** START **

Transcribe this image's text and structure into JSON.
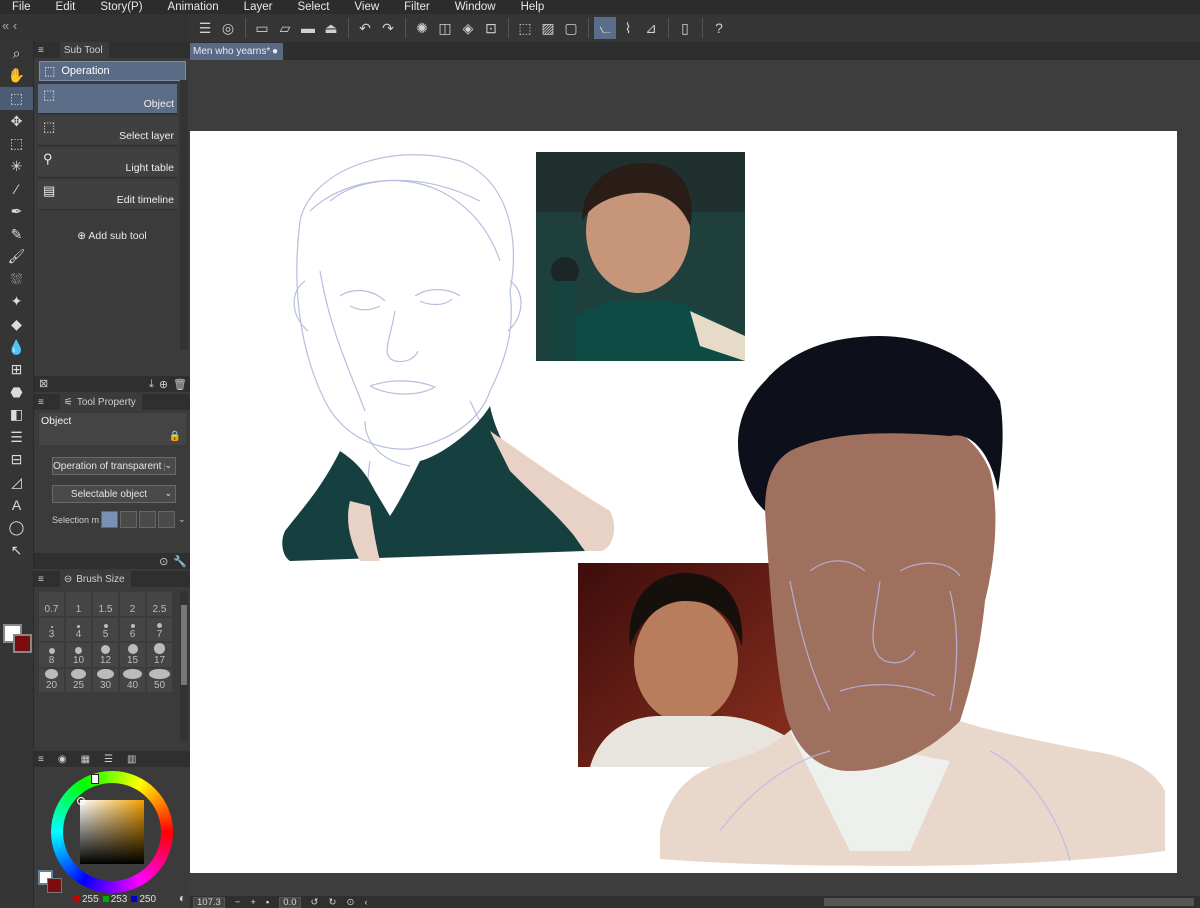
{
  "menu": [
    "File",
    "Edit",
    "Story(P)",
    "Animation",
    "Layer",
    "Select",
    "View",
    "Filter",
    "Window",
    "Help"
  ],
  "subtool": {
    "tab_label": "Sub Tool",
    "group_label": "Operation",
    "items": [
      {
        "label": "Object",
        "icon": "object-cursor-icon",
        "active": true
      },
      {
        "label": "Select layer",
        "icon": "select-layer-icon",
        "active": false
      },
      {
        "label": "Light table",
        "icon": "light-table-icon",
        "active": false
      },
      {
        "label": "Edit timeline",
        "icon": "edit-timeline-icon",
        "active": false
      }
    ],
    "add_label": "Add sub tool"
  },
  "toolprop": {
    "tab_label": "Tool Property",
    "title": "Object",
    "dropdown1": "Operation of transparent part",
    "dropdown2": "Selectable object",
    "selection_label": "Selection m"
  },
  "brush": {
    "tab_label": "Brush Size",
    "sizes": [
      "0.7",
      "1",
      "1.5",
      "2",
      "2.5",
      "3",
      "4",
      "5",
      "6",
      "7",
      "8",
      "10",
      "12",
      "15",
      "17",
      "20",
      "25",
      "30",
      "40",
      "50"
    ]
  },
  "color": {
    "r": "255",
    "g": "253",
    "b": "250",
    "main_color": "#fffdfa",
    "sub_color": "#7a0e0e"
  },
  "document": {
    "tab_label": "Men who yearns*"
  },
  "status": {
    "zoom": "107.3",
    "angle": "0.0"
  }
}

** END **

> **YOUR OBJECTIVE**: Omit the pictures and reproduce the listing exactly.

> **SOLUTION FOR THIS TASK**:
Transcribe this image's text and structure into JSON.
{
  "menu": [
    "File",
    "Edit",
    "Story(P)",
    "Animation",
    "Layer",
    "Select",
    "View",
    "Filter",
    "Window",
    "Help"
  ],
  "subtool": {
    "tab_label": "Sub Tool",
    "group_label": "Operation",
    "items": [
      {
        "label": "Object",
        "icon": "object-cursor-icon",
        "active": true
      },
      {
        "label": "Select layer",
        "icon": "select-layer-icon",
        "active": false
      },
      {
        "label": "Light table",
        "icon": "light-table-icon",
        "active": false
      },
      {
        "label": "Edit timeline",
        "icon": "edit-timeline-icon",
        "active": false
      }
    ],
    "add_label": "Add sub tool"
  },
  "toolprop": {
    "tab_label": "Tool Property",
    "title": "Object",
    "dropdown1": "Operation of transparent part",
    "dropdown2": "Selectable object",
    "selection_label": "Selection m"
  },
  "brush": {
    "tab_label": "Brush Size",
    "sizes": [
      "0.7",
      "1",
      "1.5",
      "2",
      "2.5",
      "3",
      "4",
      "5",
      "6",
      "7",
      "8",
      "10",
      "12",
      "15",
      "17",
      "20",
      "25",
      "30",
      "40",
      "50"
    ]
  },
  "color": {
    "r": "255",
    "g": "253",
    "b": "250",
    "main_color": "#fffdfa",
    "sub_color": "#7a0e0e"
  },
  "document": {
    "tab_label": "Men who yearns*"
  },
  "status": {
    "zoom": "107.3",
    "angle": "0.0"
  }
}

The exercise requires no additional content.